* BEGIN Excerpted records *

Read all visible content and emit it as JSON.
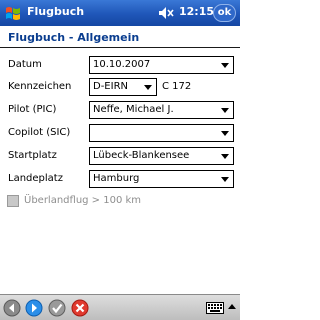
{
  "titlebar": {
    "app_title": "Flugbuch",
    "clock": "12:15",
    "close_label": "ok",
    "start_icon": "windows-flag-icon",
    "volume_icon": "speaker-icon"
  },
  "page": {
    "header": "Flugbuch - Allgemein"
  },
  "form": {
    "datum": {
      "label": "Datum",
      "value": "10.10.2007"
    },
    "kennzeichen": {
      "label": "Kennzeichen",
      "value": "D-EIRN",
      "aircraft_type": "C 172"
    },
    "pilot": {
      "label": "Pilot (PIC)",
      "value": "Neffe, Michael J."
    },
    "copilot": {
      "label": "Copilot (SIC)",
      "value": ""
    },
    "startplatz": {
      "label": "Startplatz",
      "value": "Lübeck-Blankensee"
    },
    "landeplatz": {
      "label": "Landeplatz",
      "value": "Hamburg"
    },
    "ueberlandflug": {
      "label": "Überlandflug > 100 km",
      "checked": false,
      "enabled": false
    }
  },
  "cmdbar": {
    "icons": [
      "back-icon",
      "forward-icon",
      "ok-check-icon",
      "cancel-icon",
      "keyboard-icon"
    ]
  },
  "colors": {
    "titlebar": "#1f56b8",
    "header_text": "#0a3d8f",
    "disabled_text": "#8e8e8e"
  }
}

* END Excerpted records *

Without the pictures, print the whole listing exactly as given.

* [The solution]
Read all visible content and emit it as JSON.
{
  "titlebar": {
    "app_title": "Flugbuch",
    "clock": "12:15",
    "close_label": "ok",
    "start_icon": "windows-flag-icon",
    "volume_icon": "speaker-icon"
  },
  "page": {
    "header": "Flugbuch - Allgemein"
  },
  "form": {
    "datum": {
      "label": "Datum",
      "value": "10.10.2007"
    },
    "kennzeichen": {
      "label": "Kennzeichen",
      "value": "D-EIRN",
      "aircraft_type": "C 172"
    },
    "pilot": {
      "label": "Pilot (PIC)",
      "value": "Neffe, Michael J."
    },
    "copilot": {
      "label": "Copilot (SIC)",
      "value": ""
    },
    "startplatz": {
      "label": "Startplatz",
      "value": "Lübeck-Blankensee"
    },
    "landeplatz": {
      "label": "Landeplatz",
      "value": "Hamburg"
    },
    "ueberlandflug": {
      "label": "Überlandflug > 100 km",
      "checked": false,
      "enabled": false
    }
  },
  "cmdbar": {
    "icons": [
      "back-icon",
      "forward-icon",
      "ok-check-icon",
      "cancel-icon",
      "keyboard-icon"
    ]
  },
  "colors": {
    "titlebar": "#1f56b8",
    "header_text": "#0a3d8f",
    "disabled_text": "#8e8e8e"
  }
}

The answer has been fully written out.